Task instructions –
Transcribe all of the records word for word, but omit the pictures.

Extracted entries –
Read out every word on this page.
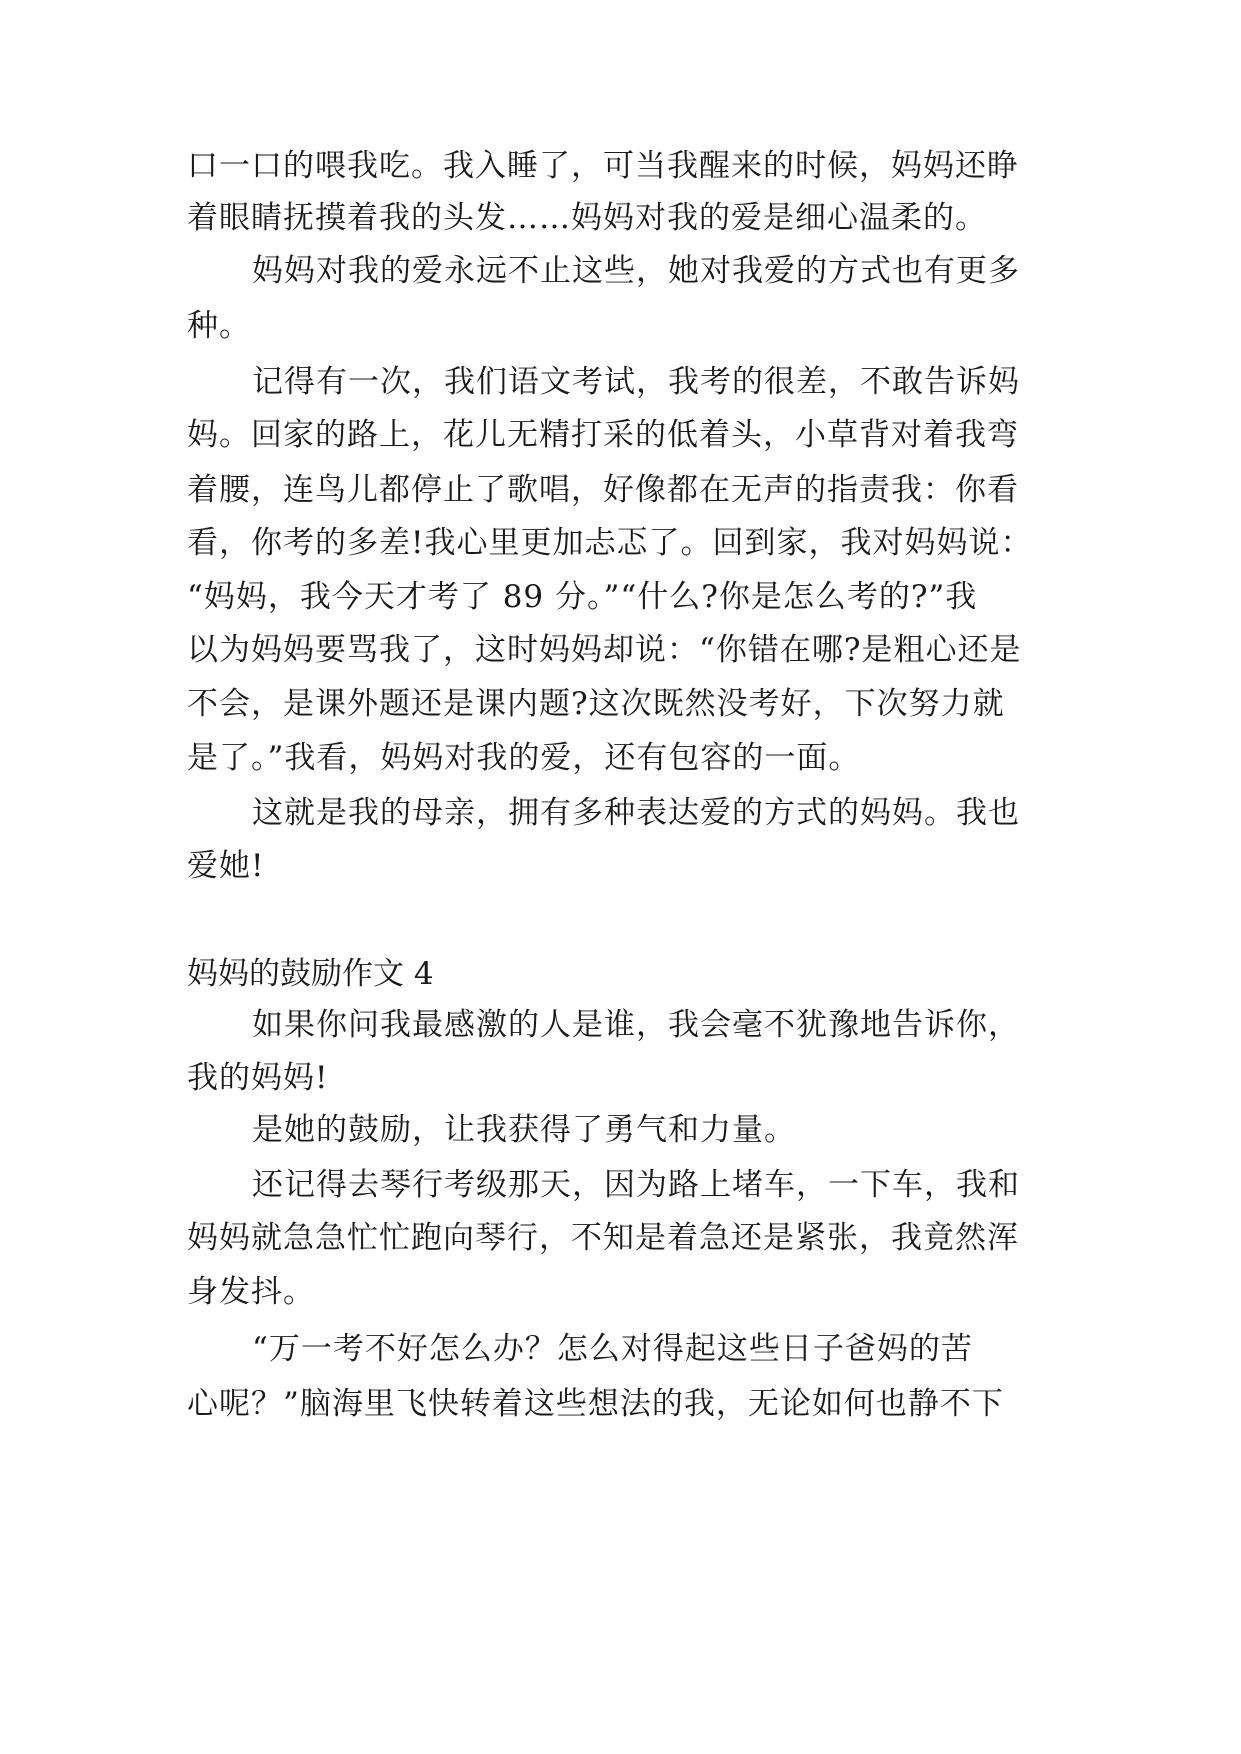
口一口的喂我吃。我入睡了，可当我醒来的时候，妈妈还睁

着眼睛抚摸着我的头发……妈妈对我的爱是细心温柔的。

妈妈对我的爱永远不止这些，她对我爱的方式也有更多

种。

记得有一次，我们语文考试，我考的很差，不敢告诉妈

妈。回家的路上，花儿无精打采的低着头，小草背对着我弯

着腰，连鸟儿都停止了歌唱，好像都在无声的指责我：你看

看，你考的多差!我心里更加忐忑了。回到家，我对妈妈说：

“妈妈，我今天才考了 89 分。”“什么?你是怎么考的?”我

以为妈妈要骂我了，这时妈妈却说：“你错在哪?是粗心还是

不会，是课外题还是课内题?这次既然没考好，下次努力就

是了。”我看，妈妈对我的爱，还有包容的一面。

这就是我的母亲，拥有多种表达爱的方式的妈妈。我也

爱她!

妈妈的鼓励作文 4

如果你问我最感激的人是谁，我会毫不犹豫地告诉你，

我的妈妈!

是她的鼓励，让我获得了勇气和力量。

还记得去琴行考级那天，因为路上堵车，一下车，我和

妈妈就急急忙忙跑向琴行，不知是着急还是紧张，我竟然浑

身发抖。

“万一考不好怎么办？怎么对得起这些日子爸妈的苦

心呢？”脑海里飞快转着这些想法的我，无论如何也静不下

Full output –
Read out every word on this page.
口一口的喂我吃。我入睡了，可当我醒来的时候，妈妈还睁

着眼睛抚摸着我的头发……妈妈对我的爱是细心温柔的。

妈妈对我的爱永远不止这些，她对我爱的方式也有更多

种。

记得有一次，我们语文考试，我考的很差，不敢告诉妈

妈。回家的路上，花儿无精打采的低着头，小草背对着我弯

着腰，连鸟儿都停止了歌唱，好像都在无声的指责我：你看

看，你考的多差!我心里更加忐忑了。回到家，我对妈妈说：

“妈妈，我今天才考了 89 分。”“什么?你是怎么考的?”我

以为妈妈要骂我了，这时妈妈却说：“你错在哪?是粗心还是

不会，是课外题还是课内题?这次既然没考好，下次努力就

是了。”我看，妈妈对我的爱，还有包容的一面。

这就是我的母亲，拥有多种表达爱的方式的妈妈。我也

爱她!

妈妈的鼓励作文 4

如果你问我最感激的人是谁，我会毫不犹豫地告诉你，

我的妈妈!

是她的鼓励，让我获得了勇气和力量。

还记得去琴行考级那天，因为路上堵车，一下车，我和

妈妈就急急忙忙跑向琴行，不知是着急还是紧张，我竟然浑

身发抖。

“万一考不好怎么办？怎么对得起这些日子爸妈的苦

心呢？”脑海里飞快转着这些想法的我，无论如何也静不下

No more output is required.